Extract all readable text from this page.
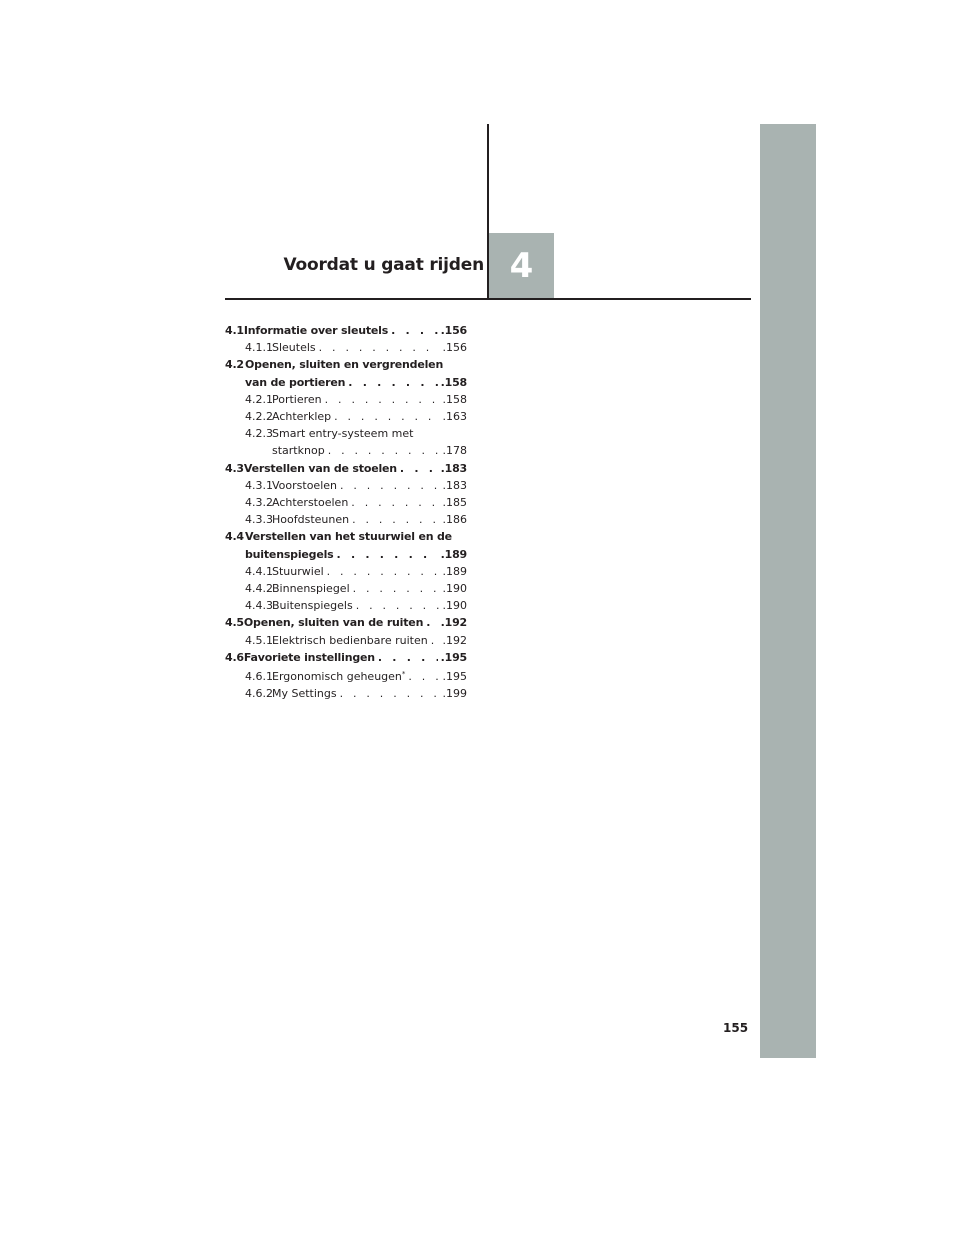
Voordat u gaat rijden 4
4.1 Informatie over sleutels . . .	.156
4.1.1 Sleutels . . .	.156
4.2 Openen, sluiten en vergrendelen
van de portieren . . .	.158
4.2.1 Portieren . . .	.158
4.2.2 Achterklep . . .	.163
4.2.3 Smart entry-systeem met
startknop . . .	.178
4.3 Verstellen van de stoelen . . .	.183
4.3.1 Voorstoelen . . .	.183
4.3.2 Achterstoelen . . .	.185
4.3.3 Hoofdsteunen . . .	.186
4.4 Verstellen van het stuurwiel en de
buitenspiegels . . .	.189
4.4.1 Stuurwiel . . .	.189
4.4.2 Binnenspiegel . . .	.190
4.4.3 Buitenspiegels . . .	.190
4.5 Openen, sluiten van de ruiten . . . .192
4.5.1 Elektrisch bedienbare ruiten . . . .192
4.6 Favoriete instellingen . . .	.195
4.6.1 Ergonomisch geheugen* . . .	.195
4.6.2 My Settings . . .	.199
155
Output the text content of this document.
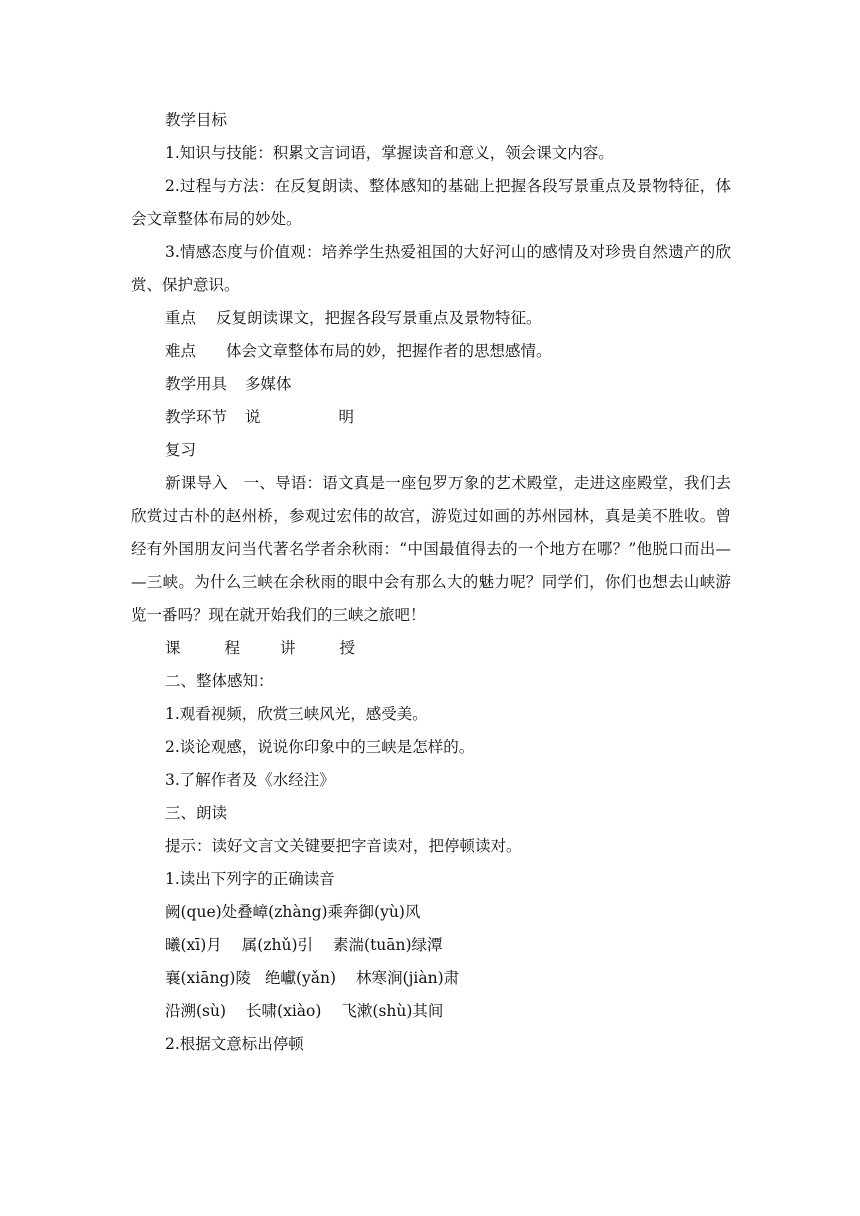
教学目标
1.知识与技能：积累文言词语，掌握读音和意义，领会课文内容。
2.过程与方法：在反复朗读、整体感知的基础上把握各段写景重点及景物特征，体会文章整体布局的妙处。
3.情感态度与价值观：培养学生热爱祖国的大好河山的感情及对珍贵自然遗产的欣赏、保护意识。
重点 反复朗读课文，把握各段写景重点及景物特征。
难点 体会文章整体布局的妙，把握作者的思想感情。
教学用具 多媒体
教学环节 说	明
复习
新课导入　一、导语：语文真是一座包罗万象的艺术殿堂，走进这座殿堂，我们去欣赏过古朴的赵州桥，参观过宏伟的故宫，游览过如画的苏州园林，真是美不胜收。曾经有外国朋友问当代著名学者余秋雨：“中国最值得去的一个地方在哪？”他脱口而出——三峡。为什么三峡在余秋雨的眼中会有那么大的魅力呢？同学们，你们也想去山峡游览一番吗？现在就开始我们的三峡之旅吧！
课	程	讲	授
二、整体感知：
1.观看视频，欣赏三峡风光，感受美。
2.谈论观感，说说你印象中的三峡是怎样的。
3.了解作者及《水经注》
三、朗读
提示：读好文言文关键要把字音读对，把停顿读对。
1.读出下列字的正确读音
阙(que)处叠嶂(zhàng)乘奔御(yù)风
曦(xī)月 属(zhǔ)引 素湍(tuān)绿潭
襄(xiāng)陵 绝巘(yǎn) 林寒涧(jiàn)肃
沿溯(sù) 长啸(xiào) 飞漱(shù)其间
2.根据文意标出停顿
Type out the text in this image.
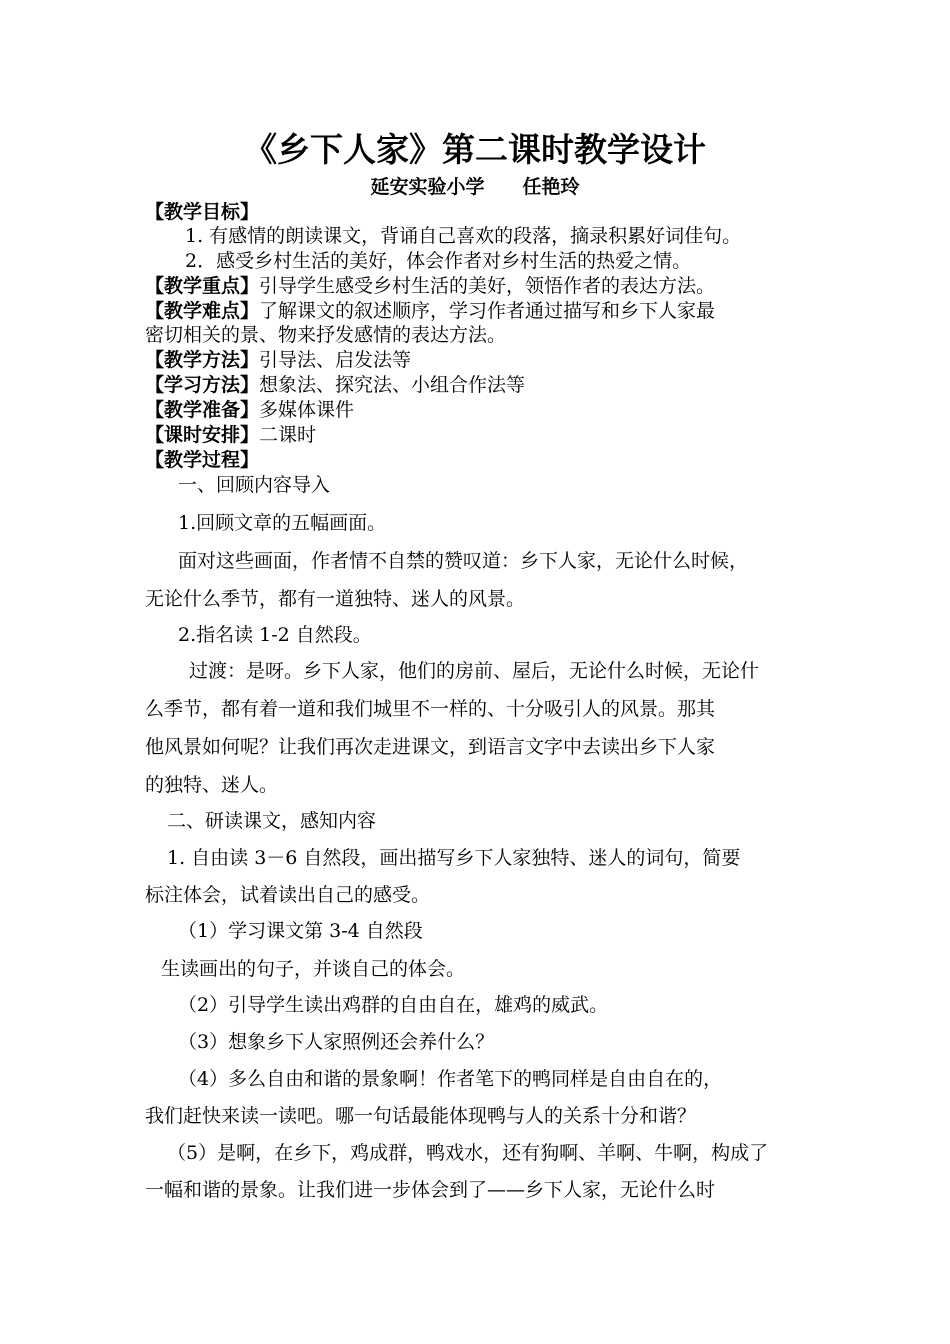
《乡下人家》第二课时教学设计
延安实验小学　　任艳玲
【教学目标】
1. 有感情的朗读课文，背诵自己喜欢的段落，摘录积累好词佳句。
2．感受乡村生活的美好，体会作者对乡村生活的热爱之情。
【教学重点】引导学生感受乡村生活的美好，领悟作者的表达方法。
【教学难点】了解课文的叙述顺序，学习作者通过描写和乡下人家最
密切相关的景、物来抒发感情的表达方法。
【教学方法】引导法、启发法等
【学习方法】想象法、探究法、小组合作法等
【教学准备】多媒体课件
【课时安排】二课时
【教学过程】
一、回顾内容导入
1.回顾文章的五幅画面。
面对这些画面，作者情不自禁的赞叹道：乡下人家，无论什么时候，
无论什么季节，都有一道独特、迷人的风景。
2.指名读 1-2 自然段。
过渡：是呀。乡下人家，他们的房前、屋后，无论什么时候，无论什
么季节，都有着一道和我们城里不一样的、十分吸引人的风景。那其
他风景如何呢？让我们再次走进课文，到语言文字中去读出乡下人家
的独特、迷人。
二、研读课文，感知内容
1. 自由读 3－6 自然段，画出描写乡下人家独特、迷人的词句，简要
标注体会，试着读出自己的感受。
（1）学习课文第 3-4 自然段
生读画出的句子，并谈自己的体会。
（2）引导学生读出鸡群的自由自在，雄鸡的威武。
（3）想象乡下人家照例还会养什么？
（4）多么自由和谐的景象啊！作者笔下的鸭同样是自由自在的，
我们赶快来读一读吧。哪一句话最能体现鸭与人的关系十分和谐？
（5）是啊，在乡下，鸡成群，鸭戏水，还有狗啊、羊啊、牛啊，构成了
一幅和谐的景象。让我们进一步体会到了——乡下人家，无论什么时
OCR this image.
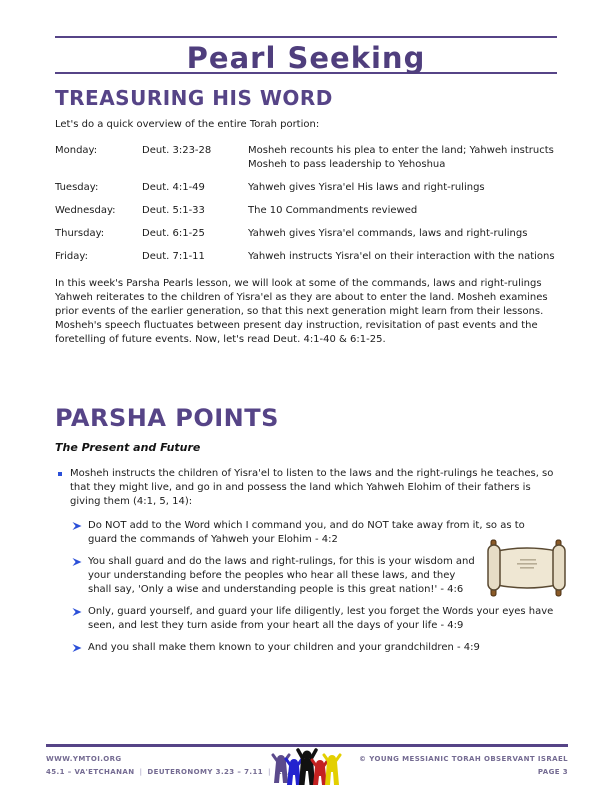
Pearl Seeking
TREASURING HIS WORD

Let's do a quick overview of the entire Torah portion:

Monday:	Deut. 3:23-28	Mosheh recounts his plea to enter the land; Yahweh instructs Mosheh to pass leadership to Yehoshua
Tuesday:	Deut. 4:1-49	Yahweh gives Yisra'el His laws and right-rulings
Wednesday:	Deut. 5:1-33	The 10 Commandments reviewed
Thursday:	Deut. 6:1-25	Yahweh gives Yisra'el commands, laws and right-rulings
Friday:	Deut. 7:1-11	Yahweh instructs Yisra'el on their interaction with the nations

In this week's Parsha Pearls lesson, we will look at some of the commands, laws and right-rulings Yahweh reiterates to the children of Yisra'el as they are about to enter the land. Mosheh examines prior events of the earlier generation, so that this next generation might learn from their lessons. Mosheh's speech fluctuates between present day instruction, revisitation of past events and the foretelling of future events. Now, let's read Deut. 4:1-40 & 6:1-25.

PARSHA POINTS
The Present and Future
Mosheh instructs the children of Yisra'el to listen to the laws and the right-rulings he teaches, so that they might live, and go in and possess the land which Yahweh Elohim of their fathers is giving them (4:1, 5, 14):
Do NOT add to the Word which I command you, and do NOT take away from it, so as to guard the commands of Yahweh your Elohim - 4:2
You shall guard and do the laws and right-rulings, for this is your wisdom and your understanding before the peoples who hear all these laws, and they shall say, 'Only a wise and understanding people is this great nation!' - 4:6
Only, guard yourself, and guard your life diligently, lest you forget the Words your eyes have seen, and lest they turn aside from your heart all the days of your life - 4:9
And you shall make them known to your children and your grandchildren - 4:9
WWW.YMTOI.ORG
45.1 – VA'ETCHANAN | DEUTERONOMY 3.23 – 7.11 |
© YOUNG MESSIANIC TORAH OBSERVANT ISRAEL
PAGE 3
------
§ **Task statement**
The records above need to be given again exactly. Omit the pictures.

§ **Correct result**
Extract all readable text from this page.
Voordat u gaat rijden 4
4.1 Informatie over sleutels . . .	.156
4.1.1 Sleutels . . .	.156
4.2 Openen, sluiten en vergrendelen
van de portieren . . .	.158
4.2.1 Portieren . . .	.158
4.2.2 Achterklep . . .	.163
4.2.3 Smart entry-systeem met
startknop . . .	.178
4.3 Verstellen van de stoelen . . .	.183
4.3.1 Voorstoelen . . .	.183
4.3.2 Achterstoelen . . .	.185
4.3.3 Hoofdsteunen . . .	.186
4.4 Verstellen van het stuurwiel en de
buitenspiegels . . .	.189
4.4.1 Stuurwiel . . .	.189
4.4.2 Binnenspiegel . . .	.190
4.4.3 Buitenspiegels . . .	.190
4.5 Openen, sluiten van de ruiten . . . .192
4.5.1 Elektrisch bedienbare ruiten . . . .192
4.6 Favoriete instellingen . . .	.195
4.6.1 Ergonomisch geheugen* . . .	.195
4.6.2 My Settings . . .	.199
155
Output the text content of this document.
教学目标
1.知识与技能：积累文言词语，掌握读音和意义，领会课文内容。
2.过程与方法：在反复朗读、整体感知的基础上把握各段写景重点及景物特征，体会文章整体布局的妙处。
3.情感态度与价值观：培养学生热爱祖国的大好河山的感情及对珍贵自然遗产的欣赏、保护意识。
重点 反复朗读课文，把握各段写景重点及景物特征。
难点 体会文章整体布局的妙，把握作者的思想感情。
教学用具 多媒体
教学环节 说	明
复习
新课导入　一、导语：语文真是一座包罗万象的艺术殿堂，走进这座殿堂，我们去欣赏过古朴的赵州桥，参观过宏伟的故宫，游览过如画的苏州园林，真是美不胜收。曾经有外国朋友问当代著名学者余秋雨：“中国最值得去的一个地方在哪？”他脱口而出——三峡。为什么三峡在余秋雨的眼中会有那么大的魅力呢？同学们，你们也想去山峡游览一番吗？现在就开始我们的三峡之旅吧！
课	程	讲	授
二、整体感知：
1.观看视频，欣赏三峡风光，感受美。
2.谈论观感，说说你印象中的三峡是怎样的。
3.了解作者及《水经注》
三、朗读
提示：读好文言文关键要把字音读对，把停顿读对。
1.读出下列字的正确读音
阙(que)处叠嶂(zhàng)乘奔御(yù)风
曦(xī)月 属(zhǔ)引 素湍(tuān)绿潭
襄(xiāng)陵 绝巘(yǎn) 林寒涧(jiàn)肃
沿溯(sù) 长啸(xiào) 飞漱(shù)其间
2.根据文意标出停顿
Type out the text in this image.
《乡下人家》第二课时教学设计
延安实验小学　　任艳玲
【教学目标】
1. 有感情的朗读课文，背诵自己喜欢的段落，摘录积累好词佳句。
2．感受乡村生活的美好，体会作者对乡村生活的热爱之情。
【教学重点】引导学生感受乡村生活的美好，领悟作者的表达方法。
【教学难点】了解课文的叙述顺序，学习作者通过描写和乡下人家最
密切相关的景、物来抒发感情的表达方法。
【教学方法】引导法、启发法等
【学习方法】想象法、探究法、小组合作法等
【教学准备】多媒体课件
【课时安排】二课时
【教学过程】
一、回顾内容导入
1.回顾文章的五幅画面。
面对这些画面，作者情不自禁的赞叹道：乡下人家，无论什么时候，
无论什么季节，都有一道独特、迷人的风景。
2.指名读 1-2 自然段。
过渡：是呀。乡下人家，他们的房前、屋后，无论什么时候，无论什
么季节，都有着一道和我们城里不一样的、十分吸引人的风景。那其
他风景如何呢？让我们再次走进课文，到语言文字中去读出乡下人家
的独特、迷人。
二、研读课文，感知内容
1. 自由读 3－6 自然段，画出描写乡下人家独特、迷人的词句，简要
标注体会，试着读出自己的感受。
（1）学习课文第 3-4 自然段
生读画出的句子，并谈自己的体会。
（2）引导学生读出鸡群的自由自在，雄鸡的威武。
（3）想象乡下人家照例还会养什么？
（4）多么自由和谐的景象啊！作者笔下的鸭同样是自由自在的，
我们赶快来读一读吧。哪一句话最能体现鸭与人的关系十分和谐？
（5）是啊，在乡下，鸡成群，鸭戏水，还有狗啊、羊啊、牛啊，构成了
一幅和谐的景象。让我们进一步体会到了——乡下人家，无论什么时
OCR this image.
Pearl Seeking
TREASURING HIS WORD

Let's do a quick overview of the entire Torah portion:

Monday:	Deut. 3:23-28	Mosheh recounts his plea to enter the land; Yahweh instructs Mosheh to pass leadership to Yehoshua
Tuesday:	Deut. 4:1-49	Yahweh gives Yisra'el His laws and right-rulings
Wednesday:	Deut. 5:1-33	The 10 Commandments reviewed
Thursday:	Deut. 6:1-25	Yahweh gives Yisra'el commands, laws and right-rulings
Friday:	Deut. 7:1-11	Yahweh instructs Yisra'el on their interaction with the nations

In this week's Parsha Pearls lesson, we will look at some of the commands, laws and right-rulings Yahweh reiterates to the children of Yisra'el as they are about to enter the land. Mosheh examines prior events of the earlier generation, so that this next generation might learn from their lessons. Mosheh's speech fluctuates between present day instruction, revisitation of past events and the foretelling of future events. Now, let's read Deut. 4:1-40 & 6:1-25.

PARSHA POINTS
The Present and Future
Mosheh instructs the children of Yisra'el to listen to the laws and the right-rulings he teaches, so that they might live, and go in and possess the land which Yahweh Elohim of their fathers is giving them (4:1, 5, 14):
Do NOT add to the Word which I command you, and do NOT take away from it, so as to guard the commands of Yahweh your Elohim - 4:2
You shall guard and do the laws and right-rulings, for this is your wisdom and your understanding before the peoples who hear all these laws, and they shall say, 'Only a wise and understanding people is this great nation!' - 4:6
Only, guard yourself, and guard your life diligently, lest you forget the Words your eyes have seen, and lest they turn aside from your heart all the days of your life - 4:9
And you shall make them known to your children and your grandchildren - 4:9
WWW.YMTOI.ORG
45.1 – VA'ETCHANAN | DEUTERONOMY 3.23 – 7.11 |
© YOUNG MESSIANIC TORAH OBSERVANT ISRAEL
PAGE 3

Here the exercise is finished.